◆ WORK REQUIRED ◆
Copy the lines below word for word, keeping every character and number unchanged. Leave out the picture lines.

◆ Raw records ◆
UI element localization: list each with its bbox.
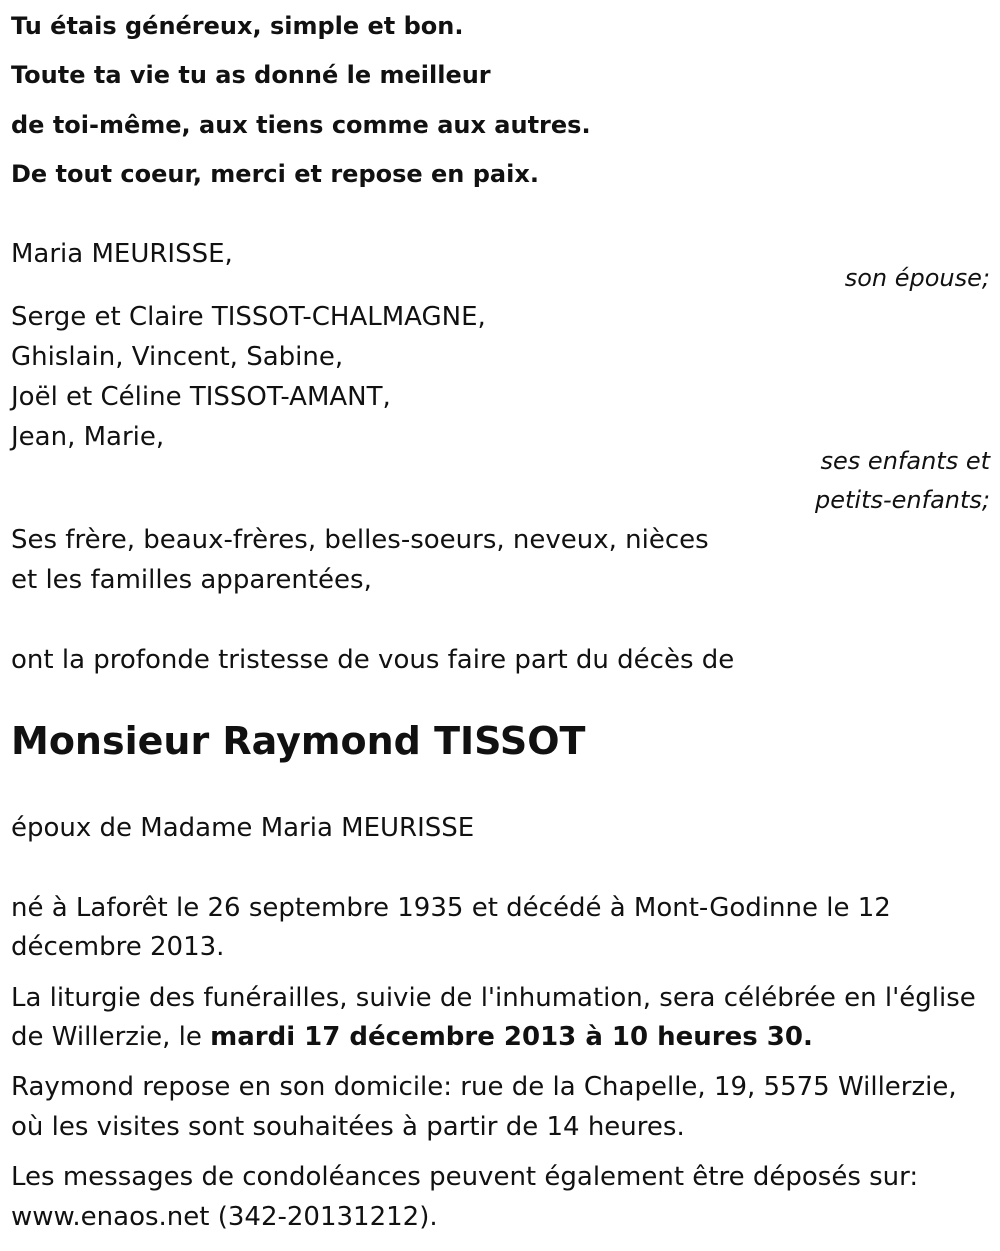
poem-line-1: Tu étais généreux, simple et bon. (11, 12, 464, 40)
spouse-name: Maria MEURISSE, (11, 239, 233, 269)
child-line-4: Jean, Marie, (11, 422, 165, 452)
poem-line-4: De tout coeur, merci et repose en paix. (11, 160, 539, 188)
poem-line-2: Toute ta vie tu as donné le meilleur (11, 61, 491, 89)
rest-line-1: Raymond repose en son domicile: rue de la Chapelle, 19, 5575 Willerzie, (11, 1072, 957, 1102)
birth-death-line-2: décembre 2013. (11, 932, 225, 962)
family-line-1: Ses frère, beaux-frères, belles-soeurs, neveux, nièces (11, 525, 709, 555)
family-line-2: et les familles apparentées, (11, 565, 372, 595)
condolences-line-1: Les messages de condoléances peuvent également être déposés sur: (11, 1162, 919, 1192)
birth-death-line-1: né à Laforêt le 26 septembre 1935 et décédé à Mont-Godinne le 12 (11, 893, 891, 923)
spouse-relation: son épouse; (844, 264, 990, 292)
children-relation-2: petits-enfants; (815, 486, 990, 514)
child-line-2: Ghislain, Vincent, Sabine, (11, 342, 344, 372)
spouse-of: époux de Madame Maria MEURISSE (11, 813, 475, 843)
children-relation-1: ses enfants et (820, 447, 990, 475)
poem-line-3: de toi-même, aux tiens comme aux autres. (11, 111, 591, 139)
child-line-3: Joël et Céline TISSOT-AMANT, (11, 382, 391, 412)
announcement: ont la profonde tristesse de vous faire part du décès de (11, 645, 735, 675)
child-line-1: Serge et Claire TISSOT-CHALMAGNE, (11, 302, 486, 332)
deceased-name: Monsieur Raymond TISSOT (11, 719, 586, 763)
condolences-line-2: www.enaos.net (342-20131212). (11, 1202, 438, 1232)
funeral-prefix: de Willerzie, le (11, 1022, 211, 1052)
funeral-line-1: La liturgie des funérailles, suivie de l'inhumation, sera célébrée en l'église (11, 983, 976, 1013)
funeral-date: mardi 17 décembre 2013 à 10 heures 30. (210, 1022, 813, 1052)
funeral-line-2 (11, 1024, 813, 1050)
rest-line-2: où les visites sont souhaitées à partir de 14 heures. (11, 1112, 685, 1142)
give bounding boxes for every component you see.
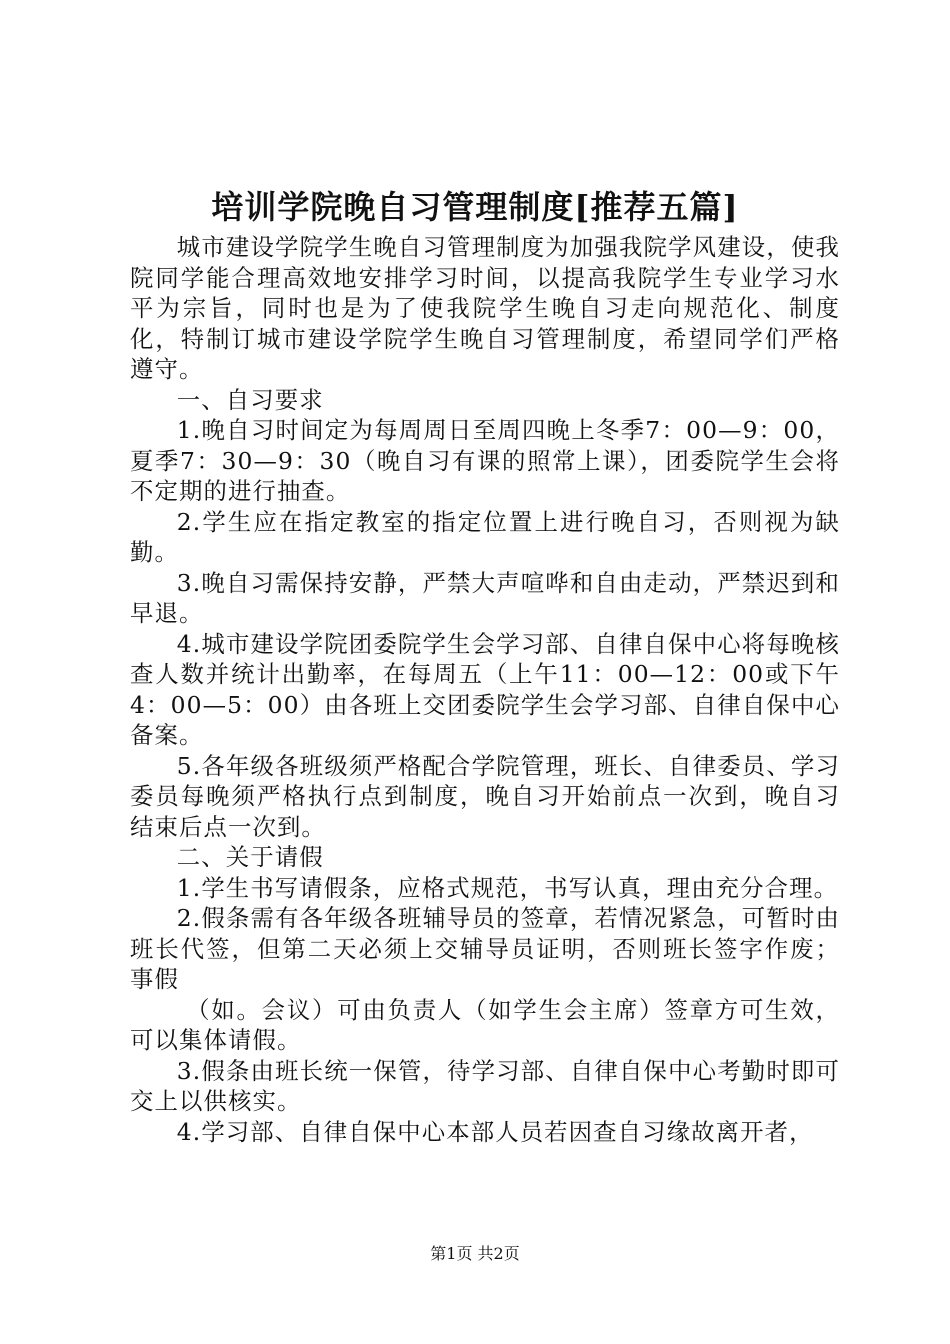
paragraph-intro: 城市建设学院学生晚自习管理制度为加强我院学风建设，使我院同学能合理高效地安排学习时间，以提高我院学生专业学习水平为宗旨，同时也是为了使我院学生晚自习走向规范化、制度化，特制订城市建设学院学生晚自习管理制度，希望同学们严格遵守。 (130, 233, 840, 383)
paragraph-item: 1.学生书写请假条，应格式规范，书写认真，理由充分合理。 (176, 873, 839, 902)
paragraph-item: 4.城市建设学院团委院学生会学习部、自律自保中心将每晚核查人数并统计出勤率，在每周五（上午11：00—12：00或下午4：00—5：00）由各班上交团委院学生会学习部、自律自保中心备案。 (130, 629, 840, 749)
document-title: 培训学院晚自习管理制度[推荐五篇] (211, 188, 739, 226)
document-body (130, 232, 840, 1147)
section-heading-requirements: 一、自习要求 (176, 385, 324, 414)
paragraph-item: 4.学习部、自律自保中心本部人员若因查自习缘故离开者， (176, 1117, 814, 1146)
paragraph-item: 5.各年级各班级须严格配合学院管理，班长、自律委员、学习委员每晚须严格执行点到制度，晚自习开始前点一次到，晚自习结束后点一次到。 (130, 751, 840, 841)
paragraph-item: 1.晚自习时间定为每周周日至周四晚上冬季7：00—9：00，夏季7：30—9：30（晚自习有课的照常上课），团委院学生会将不定期的进行抽查。 (130, 416, 840, 505)
paragraph-item: 3.假条由班长统一保管，待学习部、自律自保中心考勤时即可交上以供核实。 (130, 1056, 840, 1115)
paragraph-item: 3.晚自习需保持安静，严禁大声喧哗和自由走动，严禁迟到和早退。 (130, 568, 840, 627)
section-heading-leave: 二、关于请假 (176, 843, 324, 871)
paragraph-item: （如。会议）可由负责人（如学生会主席）签章方可生效，可以集体请假。 (130, 995, 840, 1054)
paragraph-item: 2.学生应在指定教室的指定位置上进行晚自习，否则视为缺勤。 (130, 507, 840, 566)
paragraph-item: 2.假条需有各年级各班辅导员的签章，若情况紧急，可暂时由班长代签，但第二天必须上交辅导员证明，否则班长签字作废；事假 (130, 904, 840, 993)
page-number-footer: 第1页 共2页 (430, 1244, 520, 1263)
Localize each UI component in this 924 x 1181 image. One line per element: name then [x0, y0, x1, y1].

◆ SOLVED EXERCISE ◆
UI element localization: list each with its bbox.
poem-line-1: Tu étais généreux, simple et bon. (11, 12, 464, 40)
spouse-name: Maria MEURISSE, (11, 239, 233, 269)
child-line-4: Jean, Marie, (11, 422, 165, 452)
poem-line-4: De tout coeur, merci et repose en paix. (11, 160, 539, 188)
poem-line-2: Toute ta vie tu as donné le meilleur (11, 61, 491, 89)
rest-line-1: Raymond repose en son domicile: rue de la Chapelle, 19, 5575 Willerzie, (11, 1072, 957, 1102)
birth-death-line-2: décembre 2013. (11, 932, 225, 962)
family-line-1: Ses frère, beaux-frères, belles-soeurs, neveux, nièces (11, 525, 709, 555)
family-line-2: et les familles apparentées, (11, 565, 372, 595)
condolences-line-1: Les messages de condoléances peuvent également être déposés sur: (11, 1162, 919, 1192)
birth-death-line-1: né à Laforêt le 26 septembre 1935 et décédé à Mont-Godinne le 12 (11, 893, 891, 923)
spouse-relation: son épouse; (844, 264, 990, 292)
children-relation-2: petits-enfants; (815, 486, 990, 514)
child-line-2: Ghislain, Vincent, Sabine, (11, 342, 344, 372)
spouse-of: époux de Madame Maria MEURISSE (11, 813, 475, 843)
children-relation-1: ses enfants et (820, 447, 990, 475)
poem-line-3: de toi-même, aux tiens comme aux autres. (11, 111, 591, 139)
child-line-3: Joël et Céline TISSOT-AMANT, (11, 382, 391, 412)
announcement: ont la profonde tristesse de vous faire part du décès de (11, 645, 735, 675)
child-line-1: Serge et Claire TISSOT-CHALMAGNE, (11, 302, 486, 332)
deceased-name: Monsieur Raymond TISSOT (11, 719, 586, 763)
condolences-line-2: www.enaos.net (342-20131212). (11, 1202, 438, 1232)
funeral-prefix: de Willerzie, le (11, 1022, 211, 1052)
funeral-line-1: La liturgie des funérailles, suivie de l'inhumation, sera célébrée en l'église (11, 983, 976, 1013)
funeral-date: mardi 17 décembre 2013 à 10 heures 30. (210, 1022, 813, 1052)
funeral-line-2 (11, 1024, 813, 1050)
rest-line-2: où les visites sont souhaitées à partir de 14 heures. (11, 1112, 685, 1142)
give bounding boxes for every component you see.
paragraph-intro: 城市建设学院学生晚自习管理制度为加强我院学风建设，使我院同学能合理高效地安排学习时间，以提高我院学生专业学习水平为宗旨，同时也是为了使我院学生晚自习走向规范化、制度化，特制订城市建设学院学生晚自习管理制度，希望同学们严格遵守。 (130, 233, 840, 383)
paragraph-item: 1.学生书写请假条，应格式规范，书写认真，理由充分合理。 (176, 873, 839, 902)
paragraph-item: 4.城市建设学院团委院学生会学习部、自律自保中心将每晚核查人数并统计出勤率，在每周五（上午11：00—12：00或下午4：00—5：00）由各班上交团委院学生会学习部、自律自保中心备案。 (130, 629, 840, 749)
document-title: 培训学院晚自习管理制度[推荐五篇] (211, 188, 739, 226)
document-body (130, 232, 840, 1147)
section-heading-requirements: 一、自习要求 (176, 385, 324, 414)
paragraph-item: 4.学习部、自律自保中心本部人员若因查自习缘故离开者， (176, 1117, 814, 1146)
paragraph-item: 5.各年级各班级须严格配合学院管理，班长、自律委员、学习委员每晚须严格执行点到制度，晚自习开始前点一次到，晚自习结束后点一次到。 (130, 751, 840, 841)
paragraph-item: 1.晚自习时间定为每周周日至周四晚上冬季7：00—9：00，夏季7：30—9：30（晚自习有课的照常上课），团委院学生会将不定期的进行抽查。 (130, 416, 840, 505)
paragraph-item: 3.假条由班长统一保管，待学习部、自律自保中心考勤时即可交上以供核实。 (130, 1056, 840, 1115)
paragraph-item: 3.晚自习需保持安静，严禁大声喧哗和自由走动，严禁迟到和早退。 (130, 568, 840, 627)
section-heading-leave: 二、关于请假 (176, 843, 324, 871)
paragraph-item: （如。会议）可由负责人（如学生会主席）签章方可生效，可以集体请假。 (130, 995, 840, 1054)
paragraph-item: 2.学生应在指定教室的指定位置上进行晚自习，否则视为缺勤。 (130, 507, 840, 566)
paragraph-item: 2.假条需有各年级各班辅导员的签章，若情况紧急，可暂时由班长代签，但第二天必须上交辅导员证明，否则班长签字作废；事假 (130, 904, 840, 993)
page-number-footer: 第1页 共2页 (430, 1244, 520, 1263)
Localize each UI component in this 924 x 1181 image. One line per element: name then [x0, y0, x1, y1].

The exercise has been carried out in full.